Brief: Your task is to print the material below exactly as presented.

··· Supplied material ···

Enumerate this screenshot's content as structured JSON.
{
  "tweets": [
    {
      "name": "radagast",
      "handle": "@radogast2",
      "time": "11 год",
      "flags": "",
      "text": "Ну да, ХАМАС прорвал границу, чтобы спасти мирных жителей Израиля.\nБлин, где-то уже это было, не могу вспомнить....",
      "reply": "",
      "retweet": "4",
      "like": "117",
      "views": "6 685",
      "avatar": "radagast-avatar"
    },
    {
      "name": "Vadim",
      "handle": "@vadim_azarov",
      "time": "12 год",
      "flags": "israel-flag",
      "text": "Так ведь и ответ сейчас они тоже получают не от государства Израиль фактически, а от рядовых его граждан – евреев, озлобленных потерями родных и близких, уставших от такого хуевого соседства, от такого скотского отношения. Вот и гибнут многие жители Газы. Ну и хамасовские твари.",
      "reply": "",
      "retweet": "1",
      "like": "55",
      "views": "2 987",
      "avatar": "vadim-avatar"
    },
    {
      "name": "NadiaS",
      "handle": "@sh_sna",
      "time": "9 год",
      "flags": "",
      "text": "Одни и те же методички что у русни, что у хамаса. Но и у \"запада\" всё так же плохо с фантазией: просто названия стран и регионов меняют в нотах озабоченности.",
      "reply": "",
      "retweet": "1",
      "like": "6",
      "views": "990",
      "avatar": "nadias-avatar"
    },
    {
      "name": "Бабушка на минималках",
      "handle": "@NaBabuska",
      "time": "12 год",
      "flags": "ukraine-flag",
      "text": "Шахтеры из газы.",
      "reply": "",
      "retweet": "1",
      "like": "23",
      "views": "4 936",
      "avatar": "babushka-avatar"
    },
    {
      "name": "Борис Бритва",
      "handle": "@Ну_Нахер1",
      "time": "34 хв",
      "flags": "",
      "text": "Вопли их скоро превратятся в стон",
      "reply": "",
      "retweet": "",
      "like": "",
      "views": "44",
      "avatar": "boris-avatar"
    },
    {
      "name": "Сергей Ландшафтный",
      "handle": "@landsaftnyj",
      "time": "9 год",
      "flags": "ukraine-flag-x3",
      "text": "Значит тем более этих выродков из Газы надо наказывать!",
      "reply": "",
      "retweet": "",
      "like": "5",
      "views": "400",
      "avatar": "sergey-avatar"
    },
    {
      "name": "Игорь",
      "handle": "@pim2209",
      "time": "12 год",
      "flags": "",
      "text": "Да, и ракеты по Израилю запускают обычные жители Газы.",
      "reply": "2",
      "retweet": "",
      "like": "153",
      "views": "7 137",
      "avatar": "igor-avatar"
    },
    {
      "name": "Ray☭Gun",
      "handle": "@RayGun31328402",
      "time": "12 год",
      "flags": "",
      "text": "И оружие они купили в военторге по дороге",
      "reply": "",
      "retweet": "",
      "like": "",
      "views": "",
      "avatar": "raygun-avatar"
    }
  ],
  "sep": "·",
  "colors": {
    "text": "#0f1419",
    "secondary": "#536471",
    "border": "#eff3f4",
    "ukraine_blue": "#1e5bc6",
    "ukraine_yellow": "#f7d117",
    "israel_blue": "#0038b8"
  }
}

···

Result for this exercise:
Enumerate this screenshot's content as structured JSON.
{
  "tweets": [
    {
      "name": "radagast",
      "handle": "@radogast2",
      "time": "11 год",
      "flags": "",
      "text": "Ну да, ХАМАС прорвал границу, чтобы спасти мирных жителей Израиля.\nБлин, где-то уже это было, не могу вспомнить....",
      "reply": "",
      "retweet": "4",
      "like": "117",
      "views": "6 685",
      "avatar": "radagast-avatar"
    },
    {
      "name": "Vadim",
      "handle": "@vadim_azarov",
      "time": "12 год",
      "flags": "israel-flag",
      "text": "Так ведь и ответ сейчас они тоже получают не от государства Израиль фактически, а от рядовых его граждан – евреев, озлобленных потерями родных и близких, уставших от такого хуевого соседства, от такого скотского отношения. Вот и гибнут многие жители Газы. Ну и хамасовские твари.",
      "reply": "",
      "retweet": "1",
      "like": "55",
      "views": "2 987",
      "avatar": "vadim-avatar"
    },
    {
      "name": "NadiaS",
      "handle": "@sh_sna",
      "time": "9 год",
      "flags": "",
      "text": "Одни и те же методички что у русни, что у хамаса. Но и у \"запада\" всё так же плохо с фантазией: просто названия стран и регионов меняют в нотах озабоченности.",
      "reply": "",
      "retweet": "1",
      "like": "6",
      "views": "990",
      "avatar": "nadias-avatar"
    },
    {
      "name": "Бабушка на минималках",
      "handle": "@NaBabuska",
      "time": "12 год",
      "flags": "ukraine-flag",
      "text": "Шахтеры из газы.",
      "reply": "",
      "retweet": "1",
      "like": "23",
      "views": "4 936",
      "avatar": "babushka-avatar"
    },
    {
      "name": "Борис Бритва",
      "handle": "@Ну_Нахер1",
      "time": "34 хв",
      "flags": "",
      "text": "Вопли их скоро превратятся в стон",
      "reply": "",
      "retweet": "",
      "like": "",
      "views": "44",
      "avatar": "boris-avatar"
    },
    {
      "name": "Сергей Ландшафтный",
      "handle": "@landsaftnyj",
      "time": "9 год",
      "flags": "ukraine-flag-x3",
      "text": "Значит тем более этих выродков из Газы надо наказывать!",
      "reply": "",
      "retweet": "",
      "like": "5",
      "views": "400",
      "avatar": "sergey-avatar"
    },
    {
      "name": "Игорь",
      "handle": "@pim2209",
      "time": "12 год",
      "flags": "",
      "text": "Да, и ракеты по Израилю запускают обычные жители Газы.",
      "reply": "2",
      "retweet": "",
      "like": "153",
      "views": "7 137",
      "avatar": "igor-avatar"
    },
    {
      "name": "Ray☭Gun",
      "handle": "@RayGun31328402",
      "time": "12 год",
      "flags": "",
      "text": "И оружие они купили в военторге по дороге",
      "reply": "",
      "retweet": "",
      "like": "",
      "views": "",
      "avatar": "raygun-avatar"
    }
  ],
  "sep": "·",
  "colors": {
    "text": "#0f1419",
    "secondary": "#536471",
    "border": "#eff3f4",
    "ukraine_blue": "#1e5bc6",
    "ukraine_yellow": "#f7d117",
    "israel_blue": "#0038b8"
  }
}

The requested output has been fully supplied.